**Task description**
Return the material below in full and exactly.

[Records contained in a dataset]
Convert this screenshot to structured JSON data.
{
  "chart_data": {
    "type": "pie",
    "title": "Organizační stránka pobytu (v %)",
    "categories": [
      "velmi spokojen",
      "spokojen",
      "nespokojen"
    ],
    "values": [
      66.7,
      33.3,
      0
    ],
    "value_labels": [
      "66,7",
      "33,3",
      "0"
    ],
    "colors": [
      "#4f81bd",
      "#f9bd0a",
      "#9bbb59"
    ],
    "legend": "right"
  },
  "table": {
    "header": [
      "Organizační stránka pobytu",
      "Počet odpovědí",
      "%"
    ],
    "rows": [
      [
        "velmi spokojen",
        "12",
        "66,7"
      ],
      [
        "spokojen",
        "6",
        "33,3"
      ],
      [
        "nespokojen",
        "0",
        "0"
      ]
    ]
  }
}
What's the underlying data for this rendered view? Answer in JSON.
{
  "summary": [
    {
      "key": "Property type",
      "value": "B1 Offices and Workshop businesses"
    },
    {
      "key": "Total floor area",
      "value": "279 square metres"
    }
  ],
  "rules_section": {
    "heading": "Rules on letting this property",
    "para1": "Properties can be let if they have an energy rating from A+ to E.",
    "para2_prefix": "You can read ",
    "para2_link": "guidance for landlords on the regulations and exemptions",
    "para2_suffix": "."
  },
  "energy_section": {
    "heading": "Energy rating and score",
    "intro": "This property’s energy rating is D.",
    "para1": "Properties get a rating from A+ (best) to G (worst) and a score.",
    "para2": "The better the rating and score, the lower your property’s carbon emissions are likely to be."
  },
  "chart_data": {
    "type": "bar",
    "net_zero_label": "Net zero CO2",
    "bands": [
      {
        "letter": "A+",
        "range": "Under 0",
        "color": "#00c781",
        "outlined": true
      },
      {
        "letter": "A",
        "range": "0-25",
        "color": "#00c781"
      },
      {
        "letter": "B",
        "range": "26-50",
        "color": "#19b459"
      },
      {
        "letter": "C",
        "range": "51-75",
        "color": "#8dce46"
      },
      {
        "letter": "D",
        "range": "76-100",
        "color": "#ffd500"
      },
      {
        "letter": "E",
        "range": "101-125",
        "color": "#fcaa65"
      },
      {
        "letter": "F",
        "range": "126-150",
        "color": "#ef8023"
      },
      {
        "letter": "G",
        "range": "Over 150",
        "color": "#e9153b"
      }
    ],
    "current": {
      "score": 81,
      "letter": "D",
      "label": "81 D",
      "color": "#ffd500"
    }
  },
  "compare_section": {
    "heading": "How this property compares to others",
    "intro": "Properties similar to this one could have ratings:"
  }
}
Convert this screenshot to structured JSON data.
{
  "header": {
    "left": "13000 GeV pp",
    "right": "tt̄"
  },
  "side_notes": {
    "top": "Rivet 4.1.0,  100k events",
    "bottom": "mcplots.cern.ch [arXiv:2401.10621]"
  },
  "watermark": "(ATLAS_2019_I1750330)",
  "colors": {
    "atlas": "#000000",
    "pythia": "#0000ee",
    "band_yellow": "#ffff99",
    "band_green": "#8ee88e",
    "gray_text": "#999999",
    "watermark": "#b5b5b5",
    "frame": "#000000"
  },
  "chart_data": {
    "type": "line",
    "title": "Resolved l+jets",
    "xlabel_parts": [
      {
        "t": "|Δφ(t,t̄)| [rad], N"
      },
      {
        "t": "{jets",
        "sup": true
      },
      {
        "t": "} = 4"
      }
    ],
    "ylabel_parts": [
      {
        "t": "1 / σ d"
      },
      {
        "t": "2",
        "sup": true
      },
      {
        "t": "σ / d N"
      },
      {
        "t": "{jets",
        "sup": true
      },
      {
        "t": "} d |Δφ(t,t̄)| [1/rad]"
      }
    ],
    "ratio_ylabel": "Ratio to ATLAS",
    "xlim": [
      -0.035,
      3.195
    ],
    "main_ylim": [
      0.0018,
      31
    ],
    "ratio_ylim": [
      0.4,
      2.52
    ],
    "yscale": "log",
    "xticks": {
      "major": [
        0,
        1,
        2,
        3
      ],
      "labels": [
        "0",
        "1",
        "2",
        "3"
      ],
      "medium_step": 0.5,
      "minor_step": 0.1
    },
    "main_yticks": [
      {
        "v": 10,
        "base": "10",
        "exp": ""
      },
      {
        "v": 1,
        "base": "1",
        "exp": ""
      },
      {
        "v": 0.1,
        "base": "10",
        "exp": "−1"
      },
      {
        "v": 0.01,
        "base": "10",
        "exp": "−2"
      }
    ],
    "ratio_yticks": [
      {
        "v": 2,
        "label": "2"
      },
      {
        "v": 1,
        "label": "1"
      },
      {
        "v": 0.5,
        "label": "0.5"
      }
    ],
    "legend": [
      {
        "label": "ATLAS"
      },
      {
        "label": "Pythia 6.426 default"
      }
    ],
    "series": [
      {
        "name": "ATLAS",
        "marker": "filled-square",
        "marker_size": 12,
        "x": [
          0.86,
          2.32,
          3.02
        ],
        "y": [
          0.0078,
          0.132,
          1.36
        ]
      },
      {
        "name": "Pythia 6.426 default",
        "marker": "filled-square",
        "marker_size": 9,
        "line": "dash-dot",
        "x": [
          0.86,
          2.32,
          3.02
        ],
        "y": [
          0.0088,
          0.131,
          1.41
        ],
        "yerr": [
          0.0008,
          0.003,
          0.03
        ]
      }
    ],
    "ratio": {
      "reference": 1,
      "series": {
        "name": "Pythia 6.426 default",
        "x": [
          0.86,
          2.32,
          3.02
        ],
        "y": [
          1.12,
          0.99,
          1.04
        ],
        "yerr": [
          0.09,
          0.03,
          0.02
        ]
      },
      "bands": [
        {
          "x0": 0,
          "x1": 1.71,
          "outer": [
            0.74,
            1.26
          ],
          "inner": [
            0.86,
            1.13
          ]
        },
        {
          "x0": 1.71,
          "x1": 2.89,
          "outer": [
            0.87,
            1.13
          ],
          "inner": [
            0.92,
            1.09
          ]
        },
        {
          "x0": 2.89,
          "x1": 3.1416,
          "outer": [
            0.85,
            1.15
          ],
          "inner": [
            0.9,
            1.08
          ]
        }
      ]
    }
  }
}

**Result of the task**
Convert this screenshot to structured JSON data.
{
  "chart_data": {
    "type": "pie",
    "title": "Organizační stránka pobytu (v %)",
    "categories": [
      "velmi spokojen",
      "spokojen",
      "nespokojen"
    ],
    "values": [
      66.7,
      33.3,
      0
    ],
    "value_labels": [
      "66,7",
      "33,3",
      "0"
    ],
    "colors": [
      "#4f81bd",
      "#f9bd0a",
      "#9bbb59"
    ],
    "legend": "right"
  },
  "table": {
    "header": [
      "Organizační stránka pobytu",
      "Počet odpovědí",
      "%"
    ],
    "rows": [
      [
        "velmi spokojen",
        "12",
        "66,7"
      ],
      [
        "spokojen",
        "6",
        "33,3"
      ],
      [
        "nespokojen",
        "0",
        "0"
      ]
    ]
  }
}
What's the underlying data for this rendered view? Answer in JSON.
{
  "summary": [
    {
      "key": "Property type",
      "value": "B1 Offices and Workshop businesses"
    },
    {
      "key": "Total floor area",
      "value": "279 square metres"
    }
  ],
  "rules_section": {
    "heading": "Rules on letting this property",
    "para1": "Properties can be let if they have an energy rating from A+ to E.",
    "para2_prefix": "You can read ",
    "para2_link": "guidance for landlords on the regulations and exemptions",
    "para2_suffix": "."
  },
  "energy_section": {
    "heading": "Energy rating and score",
    "intro": "This property’s energy rating is D.",
    "para1": "Properties get a rating from A+ (best) to G (worst) and a score.",
    "para2": "The better the rating and score, the lower your property’s carbon emissions are likely to be."
  },
  "chart_data": {
    "type": "bar",
    "net_zero_label": "Net zero CO2",
    "bands": [
      {
        "letter": "A+",
        "range": "Under 0",
        "color": "#00c781",
        "outlined": true
      },
      {
        "letter": "A",
        "range": "0-25",
        "color": "#00c781"
      },
      {
        "letter": "B",
        "range": "26-50",
        "color": "#19b459"
      },
      {
        "letter": "C",
        "range": "51-75",
        "color": "#8dce46"
      },
      {
        "letter": "D",
        "range": "76-100",
        "color": "#ffd500"
      },
      {
        "letter": "E",
        "range": "101-125",
        "color": "#fcaa65"
      },
      {
        "letter": "F",
        "range": "126-150",
        "color": "#ef8023"
      },
      {
        "letter": "G",
        "range": "Over 150",
        "color": "#e9153b"
      }
    ],
    "current": {
      "score": 81,
      "letter": "D",
      "label": "81 D",
      "color": "#ffd500"
    }
  },
  "compare_section": {
    "heading": "How this property compares to others",
    "intro": "Properties similar to this one could have ratings:"
  }
}
Convert this screenshot to structured JSON data.
{
  "header": {
    "left": "13000 GeV pp",
    "right": "tt̄"
  },
  "side_notes": {
    "top": "Rivet 4.1.0,  100k events",
    "bottom": "mcplots.cern.ch [arXiv:2401.10621]"
  },
  "watermark": "(ATLAS_2019_I1750330)",
  "colors": {
    "atlas": "#000000",
    "pythia": "#0000ee",
    "band_yellow": "#ffff99",
    "band_green": "#8ee88e",
    "gray_text": "#999999",
    "watermark": "#b5b5b5",
    "frame": "#000000"
  },
  "chart_data": {
    "type": "line",
    "title": "Resolved l+jets",
    "xlabel_parts": [
      {
        "t": "|Δφ(t,t̄)| [rad], N"
      },
      {
        "t": "{jets",
        "sup": true
      },
      {
        "t": "} = 4"
      }
    ],
    "ylabel_parts": [
      {
        "t": "1 / σ d"
      },
      {
        "t": "2",
        "sup": true
      },
      {
        "t": "σ / d N"
      },
      {
        "t": "{jets",
        "sup": true
      },
      {
        "t": "} d |Δφ(t,t̄)| [1/rad]"
      }
    ],
    "ratio_ylabel": "Ratio to ATLAS",
    "xlim": [
      -0.035,
      3.195
    ],
    "main_ylim": [
      0.0018,
      31
    ],
    "ratio_ylim": [
      0.4,
      2.52
    ],
    "yscale": "log",
    "xticks": {
      "major": [
        0,
        1,
        2,
        3
      ],
      "labels": [
        "0",
        "1",
        "2",
        "3"
      ],
      "medium_step": 0.5,
      "minor_step": 0.1
    },
    "main_yticks": [
      {
        "v": 10,
        "base": "10",
        "exp": ""
      },
      {
        "v": 1,
        "base": "1",
        "exp": ""
      },
      {
        "v": 0.1,
        "base": "10",
        "exp": "−1"
      },
      {
        "v": 0.01,
        "base": "10",
        "exp": "−2"
      }
    ],
    "ratio_yticks": [
      {
        "v": 2,
        "label": "2"
      },
      {
        "v": 1,
        "label": "1"
      },
      {
        "v": 0.5,
        "label": "0.5"
      }
    ],
    "legend": [
      {
        "label": "ATLAS"
      },
      {
        "label": "Pythia 6.426 default"
      }
    ],
    "series": [
      {
        "name": "ATLAS",
        "marker": "filled-square",
        "marker_size": 12,
        "x": [
          0.86,
          2.32,
          3.02
        ],
        "y": [
          0.0078,
          0.132,
          1.36
        ]
      },
      {
        "name": "Pythia 6.426 default",
        "marker": "filled-square",
        "marker_size": 9,
        "line": "dash-dot",
        "x": [
          0.86,
          2.32,
          3.02
        ],
        "y": [
          0.0088,
          0.131,
          1.41
        ],
        "yerr": [
          0.0008,
          0.003,
          0.03
        ]
      }
    ],
    "ratio": {
      "reference": 1,
      "series": {
        "name": "Pythia 6.426 default",
        "x": [
          0.86,
          2.32,
          3.02
        ],
        "y": [
          1.12,
          0.99,
          1.04
        ],
        "yerr": [
          0.09,
          0.03,
          0.02
        ]
      },
      "bands": [
        {
          "x0": 0,
          "x1": 1.71,
          "outer": [
            0.74,
            1.26
          ],
          "inner": [
            0.86,
            1.13
          ]
        },
        {
          "x0": 1.71,
          "x1": 2.89,
          "outer": [
            0.87,
            1.13
          ],
          "inner": [
            0.92,
            1.09
          ]
        },
        {
          "x0": 2.89,
          "x1": 3.1416,
          "outer": [
            0.85,
            1.15
          ],
          "inner": [
            0.9,
            1.08
          ]
        }
      ]
    }
  }
}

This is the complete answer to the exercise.